DIRECTIONS FOR THIS TASK:
Look through the listing below and work out how many of its lines hold the word "cela". Give only the number.
--- --- ---
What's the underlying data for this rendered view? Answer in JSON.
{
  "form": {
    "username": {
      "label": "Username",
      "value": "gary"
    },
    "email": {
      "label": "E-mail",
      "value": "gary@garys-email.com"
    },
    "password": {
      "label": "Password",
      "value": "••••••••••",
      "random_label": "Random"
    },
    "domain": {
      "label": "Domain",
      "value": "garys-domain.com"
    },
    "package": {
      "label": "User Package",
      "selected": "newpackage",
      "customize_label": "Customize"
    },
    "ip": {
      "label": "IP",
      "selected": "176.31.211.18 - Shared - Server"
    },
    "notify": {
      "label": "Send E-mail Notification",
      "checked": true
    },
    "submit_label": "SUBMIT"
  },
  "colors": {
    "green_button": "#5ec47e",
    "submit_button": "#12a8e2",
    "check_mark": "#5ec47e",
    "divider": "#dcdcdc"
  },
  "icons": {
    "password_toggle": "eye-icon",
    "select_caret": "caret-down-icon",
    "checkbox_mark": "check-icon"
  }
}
--- --- ---
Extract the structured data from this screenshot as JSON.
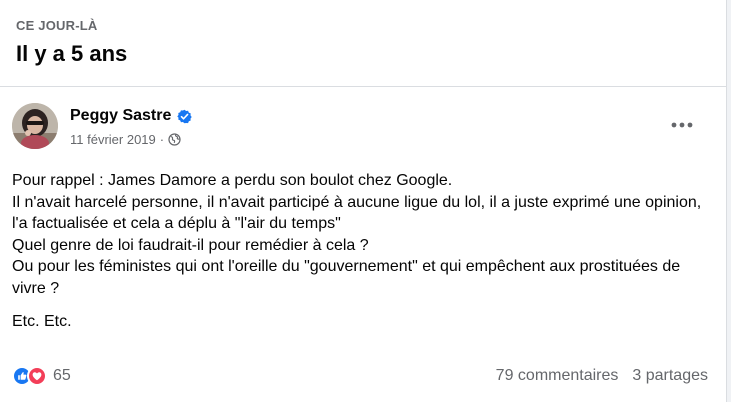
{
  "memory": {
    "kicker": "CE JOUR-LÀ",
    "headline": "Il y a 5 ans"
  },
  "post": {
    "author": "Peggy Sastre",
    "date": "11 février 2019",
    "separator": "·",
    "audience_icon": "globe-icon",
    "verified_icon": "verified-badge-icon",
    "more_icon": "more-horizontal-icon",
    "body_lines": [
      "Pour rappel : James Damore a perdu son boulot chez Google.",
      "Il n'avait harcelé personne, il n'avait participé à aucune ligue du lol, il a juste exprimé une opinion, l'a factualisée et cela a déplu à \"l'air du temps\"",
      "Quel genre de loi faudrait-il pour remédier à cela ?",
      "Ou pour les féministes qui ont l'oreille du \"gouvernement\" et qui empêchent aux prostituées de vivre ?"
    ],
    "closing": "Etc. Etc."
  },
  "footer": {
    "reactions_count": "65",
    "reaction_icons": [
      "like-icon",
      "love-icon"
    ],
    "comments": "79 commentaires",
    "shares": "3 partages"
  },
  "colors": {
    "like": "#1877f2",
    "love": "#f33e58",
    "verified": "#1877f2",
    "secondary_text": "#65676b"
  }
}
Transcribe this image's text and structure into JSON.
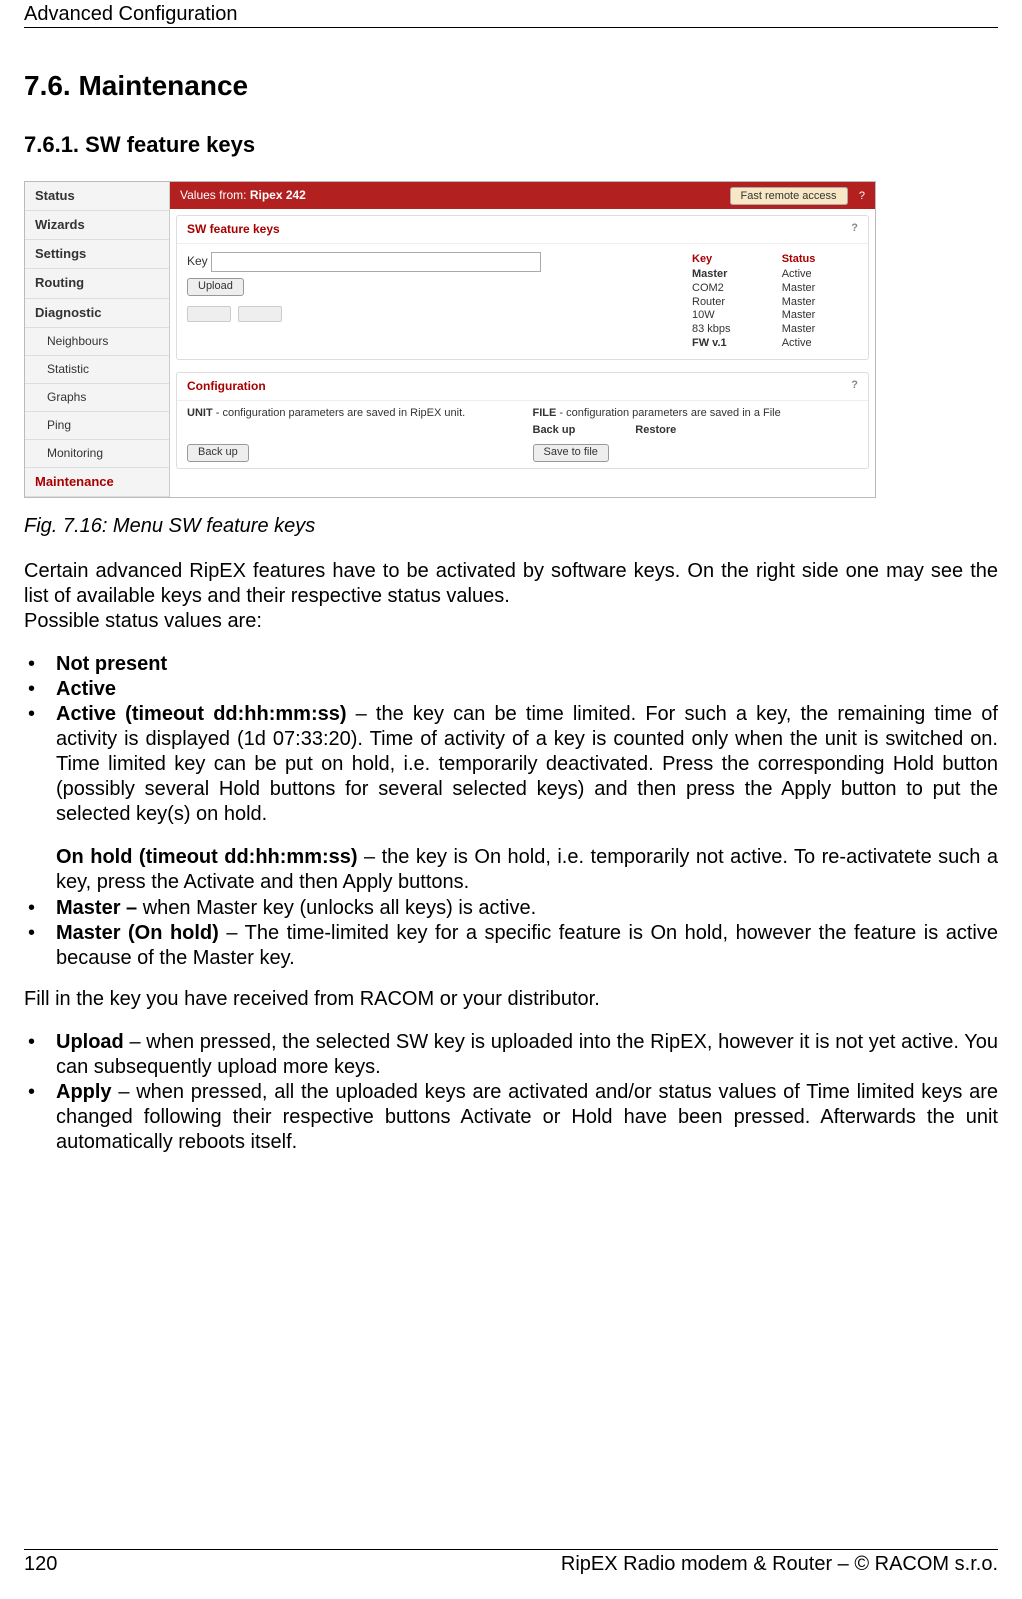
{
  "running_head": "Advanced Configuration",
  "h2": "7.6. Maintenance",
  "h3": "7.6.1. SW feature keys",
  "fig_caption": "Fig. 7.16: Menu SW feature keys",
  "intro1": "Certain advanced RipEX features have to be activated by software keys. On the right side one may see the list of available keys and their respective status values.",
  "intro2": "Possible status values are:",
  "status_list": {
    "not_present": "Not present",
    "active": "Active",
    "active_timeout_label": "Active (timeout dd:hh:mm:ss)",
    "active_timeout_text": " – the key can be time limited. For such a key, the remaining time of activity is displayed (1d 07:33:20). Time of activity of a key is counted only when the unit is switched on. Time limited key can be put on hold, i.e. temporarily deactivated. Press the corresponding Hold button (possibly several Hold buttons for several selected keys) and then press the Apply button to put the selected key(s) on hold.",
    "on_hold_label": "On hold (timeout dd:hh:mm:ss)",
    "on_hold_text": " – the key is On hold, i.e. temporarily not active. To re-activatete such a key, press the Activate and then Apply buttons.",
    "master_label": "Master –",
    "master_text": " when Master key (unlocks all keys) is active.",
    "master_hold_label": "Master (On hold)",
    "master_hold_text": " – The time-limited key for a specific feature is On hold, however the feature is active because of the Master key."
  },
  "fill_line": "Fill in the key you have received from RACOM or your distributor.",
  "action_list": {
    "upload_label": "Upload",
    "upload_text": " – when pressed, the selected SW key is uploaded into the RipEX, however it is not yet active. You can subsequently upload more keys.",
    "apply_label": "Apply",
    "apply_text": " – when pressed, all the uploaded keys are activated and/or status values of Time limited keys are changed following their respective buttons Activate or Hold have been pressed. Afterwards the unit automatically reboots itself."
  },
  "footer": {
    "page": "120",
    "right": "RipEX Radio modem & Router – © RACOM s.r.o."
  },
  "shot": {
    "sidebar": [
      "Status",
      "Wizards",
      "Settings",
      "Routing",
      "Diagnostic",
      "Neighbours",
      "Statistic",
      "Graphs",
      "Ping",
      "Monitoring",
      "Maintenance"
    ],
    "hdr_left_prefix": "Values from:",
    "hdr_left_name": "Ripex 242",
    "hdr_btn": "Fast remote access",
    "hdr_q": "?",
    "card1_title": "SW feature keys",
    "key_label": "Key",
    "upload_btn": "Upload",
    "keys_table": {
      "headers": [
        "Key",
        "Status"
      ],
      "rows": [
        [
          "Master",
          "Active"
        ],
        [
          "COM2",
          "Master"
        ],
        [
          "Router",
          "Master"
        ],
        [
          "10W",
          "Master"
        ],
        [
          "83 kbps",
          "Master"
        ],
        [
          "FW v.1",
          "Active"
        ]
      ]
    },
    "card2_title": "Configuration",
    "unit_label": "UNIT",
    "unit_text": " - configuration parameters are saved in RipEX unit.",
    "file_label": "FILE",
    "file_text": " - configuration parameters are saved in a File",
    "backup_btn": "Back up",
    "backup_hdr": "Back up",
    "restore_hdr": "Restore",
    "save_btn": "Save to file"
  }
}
--- --- ---
TASK ANSWER:
2